## What the exercise asks
Search the records below for the word "platform" and show every line where it occurs.

## Input

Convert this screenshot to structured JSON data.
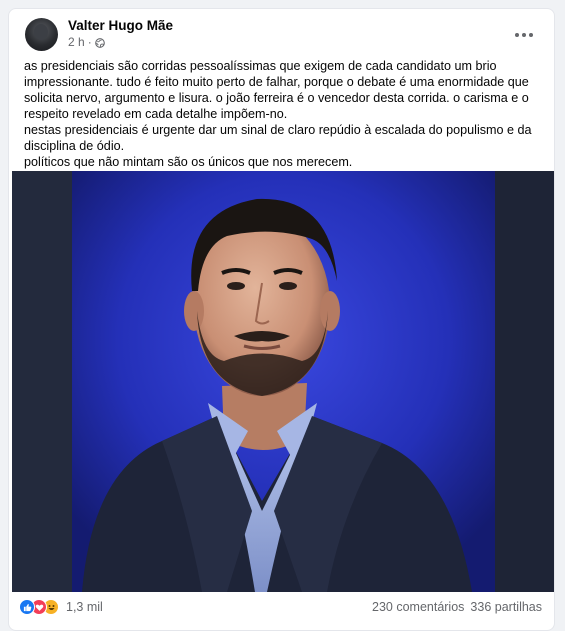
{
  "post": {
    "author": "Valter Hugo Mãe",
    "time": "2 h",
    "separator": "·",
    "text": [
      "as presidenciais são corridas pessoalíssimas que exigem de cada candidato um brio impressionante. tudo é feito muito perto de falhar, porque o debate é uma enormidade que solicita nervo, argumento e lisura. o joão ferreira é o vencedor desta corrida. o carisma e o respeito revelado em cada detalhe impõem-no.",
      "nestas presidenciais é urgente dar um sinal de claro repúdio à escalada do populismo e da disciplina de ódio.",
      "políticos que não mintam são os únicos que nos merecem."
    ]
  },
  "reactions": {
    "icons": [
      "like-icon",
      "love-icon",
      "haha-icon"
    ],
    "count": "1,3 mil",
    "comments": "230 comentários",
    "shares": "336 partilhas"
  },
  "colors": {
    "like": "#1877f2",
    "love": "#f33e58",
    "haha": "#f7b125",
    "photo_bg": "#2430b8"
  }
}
...
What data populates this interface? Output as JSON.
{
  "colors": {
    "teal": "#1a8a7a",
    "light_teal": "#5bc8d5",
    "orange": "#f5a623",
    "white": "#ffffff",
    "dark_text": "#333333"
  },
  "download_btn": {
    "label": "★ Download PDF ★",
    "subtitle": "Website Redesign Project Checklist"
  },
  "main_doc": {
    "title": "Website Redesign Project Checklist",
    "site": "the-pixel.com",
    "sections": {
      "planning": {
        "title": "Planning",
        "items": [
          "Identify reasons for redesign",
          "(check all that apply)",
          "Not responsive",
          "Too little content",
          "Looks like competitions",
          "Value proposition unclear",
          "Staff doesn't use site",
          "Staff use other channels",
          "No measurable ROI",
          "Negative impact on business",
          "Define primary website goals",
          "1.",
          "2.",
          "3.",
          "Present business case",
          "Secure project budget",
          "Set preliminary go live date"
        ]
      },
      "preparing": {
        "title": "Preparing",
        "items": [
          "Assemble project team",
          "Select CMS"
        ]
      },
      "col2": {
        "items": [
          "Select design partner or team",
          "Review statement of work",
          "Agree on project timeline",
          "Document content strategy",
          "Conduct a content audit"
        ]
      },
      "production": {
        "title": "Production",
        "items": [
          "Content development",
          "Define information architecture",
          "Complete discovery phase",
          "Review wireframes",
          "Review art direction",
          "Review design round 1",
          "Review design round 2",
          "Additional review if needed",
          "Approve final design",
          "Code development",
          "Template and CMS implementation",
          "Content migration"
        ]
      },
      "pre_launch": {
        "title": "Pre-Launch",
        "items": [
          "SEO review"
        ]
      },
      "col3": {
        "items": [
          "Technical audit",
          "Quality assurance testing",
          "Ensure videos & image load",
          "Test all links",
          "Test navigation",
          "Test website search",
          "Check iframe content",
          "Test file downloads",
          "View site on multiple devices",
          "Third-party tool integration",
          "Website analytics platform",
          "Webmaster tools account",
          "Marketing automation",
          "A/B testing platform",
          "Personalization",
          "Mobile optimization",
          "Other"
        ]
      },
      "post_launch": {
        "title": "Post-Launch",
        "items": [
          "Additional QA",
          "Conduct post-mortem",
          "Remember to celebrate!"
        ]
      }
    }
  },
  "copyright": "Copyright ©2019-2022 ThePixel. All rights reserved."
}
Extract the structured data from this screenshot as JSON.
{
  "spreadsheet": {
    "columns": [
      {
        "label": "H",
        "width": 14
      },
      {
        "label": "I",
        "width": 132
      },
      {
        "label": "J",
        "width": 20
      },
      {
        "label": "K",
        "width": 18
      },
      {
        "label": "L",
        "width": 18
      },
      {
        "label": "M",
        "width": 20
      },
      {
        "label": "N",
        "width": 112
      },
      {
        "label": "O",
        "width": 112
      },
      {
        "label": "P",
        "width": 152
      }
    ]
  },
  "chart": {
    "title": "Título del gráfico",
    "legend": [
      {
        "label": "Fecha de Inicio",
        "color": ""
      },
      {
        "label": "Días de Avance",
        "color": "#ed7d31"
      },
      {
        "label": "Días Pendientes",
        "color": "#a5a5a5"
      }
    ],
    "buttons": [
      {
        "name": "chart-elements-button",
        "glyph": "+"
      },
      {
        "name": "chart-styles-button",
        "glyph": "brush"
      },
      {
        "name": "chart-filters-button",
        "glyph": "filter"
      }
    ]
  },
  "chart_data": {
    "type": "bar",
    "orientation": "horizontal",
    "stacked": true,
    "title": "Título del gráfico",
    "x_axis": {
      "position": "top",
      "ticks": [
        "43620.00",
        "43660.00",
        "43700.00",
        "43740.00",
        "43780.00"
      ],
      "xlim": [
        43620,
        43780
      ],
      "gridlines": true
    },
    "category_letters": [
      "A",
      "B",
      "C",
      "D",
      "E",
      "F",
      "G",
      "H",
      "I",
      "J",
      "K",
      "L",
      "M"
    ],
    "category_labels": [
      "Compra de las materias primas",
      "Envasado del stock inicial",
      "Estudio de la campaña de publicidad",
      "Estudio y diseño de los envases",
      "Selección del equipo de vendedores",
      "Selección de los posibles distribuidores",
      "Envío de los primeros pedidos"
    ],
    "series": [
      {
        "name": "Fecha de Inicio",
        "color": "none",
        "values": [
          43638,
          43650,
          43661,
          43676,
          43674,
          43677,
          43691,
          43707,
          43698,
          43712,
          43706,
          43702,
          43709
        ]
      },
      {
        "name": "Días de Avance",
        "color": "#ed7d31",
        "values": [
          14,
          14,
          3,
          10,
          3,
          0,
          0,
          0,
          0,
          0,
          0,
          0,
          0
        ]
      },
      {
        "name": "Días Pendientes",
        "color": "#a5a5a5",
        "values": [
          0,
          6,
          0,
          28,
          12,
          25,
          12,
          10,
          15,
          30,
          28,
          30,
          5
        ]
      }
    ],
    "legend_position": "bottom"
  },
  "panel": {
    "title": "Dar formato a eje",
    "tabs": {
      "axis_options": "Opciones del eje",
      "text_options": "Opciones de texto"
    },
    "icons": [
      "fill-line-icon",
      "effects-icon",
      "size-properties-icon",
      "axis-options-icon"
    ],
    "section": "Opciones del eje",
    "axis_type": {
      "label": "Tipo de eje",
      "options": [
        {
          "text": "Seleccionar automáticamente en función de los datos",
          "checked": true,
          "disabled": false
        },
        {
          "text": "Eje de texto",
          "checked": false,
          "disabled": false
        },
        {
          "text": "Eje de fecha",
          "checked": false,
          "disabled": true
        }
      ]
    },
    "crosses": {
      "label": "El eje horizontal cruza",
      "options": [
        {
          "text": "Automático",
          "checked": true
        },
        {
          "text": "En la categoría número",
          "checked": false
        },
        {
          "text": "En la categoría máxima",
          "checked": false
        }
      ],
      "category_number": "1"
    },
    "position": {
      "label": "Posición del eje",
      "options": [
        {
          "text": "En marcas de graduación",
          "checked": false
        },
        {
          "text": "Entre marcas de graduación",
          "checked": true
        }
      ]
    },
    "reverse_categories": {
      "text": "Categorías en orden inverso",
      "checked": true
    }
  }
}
==
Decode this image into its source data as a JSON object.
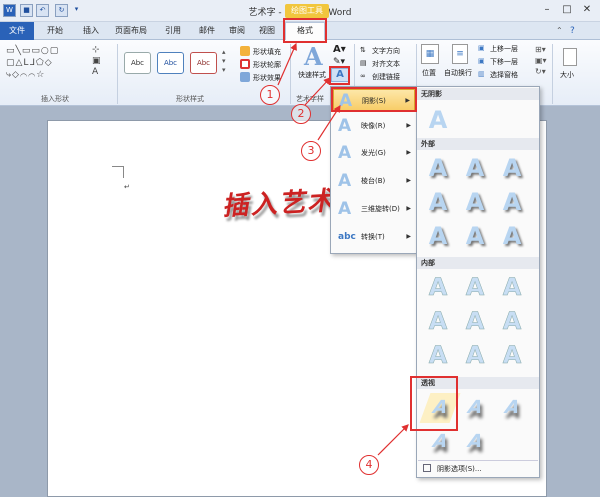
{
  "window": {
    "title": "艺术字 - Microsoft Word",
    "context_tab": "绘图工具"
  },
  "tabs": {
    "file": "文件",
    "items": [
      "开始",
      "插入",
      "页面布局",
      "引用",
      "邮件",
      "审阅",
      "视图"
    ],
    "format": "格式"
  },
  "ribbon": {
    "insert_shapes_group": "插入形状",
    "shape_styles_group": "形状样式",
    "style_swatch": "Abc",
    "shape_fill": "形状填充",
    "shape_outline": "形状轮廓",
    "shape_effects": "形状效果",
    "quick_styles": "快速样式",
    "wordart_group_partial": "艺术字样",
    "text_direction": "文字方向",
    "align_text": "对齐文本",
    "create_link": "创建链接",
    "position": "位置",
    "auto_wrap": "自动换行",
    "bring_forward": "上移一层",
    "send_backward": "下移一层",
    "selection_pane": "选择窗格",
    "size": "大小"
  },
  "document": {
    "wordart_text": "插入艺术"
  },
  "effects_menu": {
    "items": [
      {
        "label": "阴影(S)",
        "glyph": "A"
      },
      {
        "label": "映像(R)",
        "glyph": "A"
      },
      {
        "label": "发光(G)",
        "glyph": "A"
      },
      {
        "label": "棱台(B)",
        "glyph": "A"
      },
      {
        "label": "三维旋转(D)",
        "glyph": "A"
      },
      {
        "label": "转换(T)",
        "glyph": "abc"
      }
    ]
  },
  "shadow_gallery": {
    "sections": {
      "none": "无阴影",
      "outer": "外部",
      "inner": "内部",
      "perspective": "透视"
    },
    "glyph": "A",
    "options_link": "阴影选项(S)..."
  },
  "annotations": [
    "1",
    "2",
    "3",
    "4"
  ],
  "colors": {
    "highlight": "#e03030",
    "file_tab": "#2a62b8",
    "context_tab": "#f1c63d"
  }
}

## Written response
          "Website analytics platform",
          "A/B testing platform",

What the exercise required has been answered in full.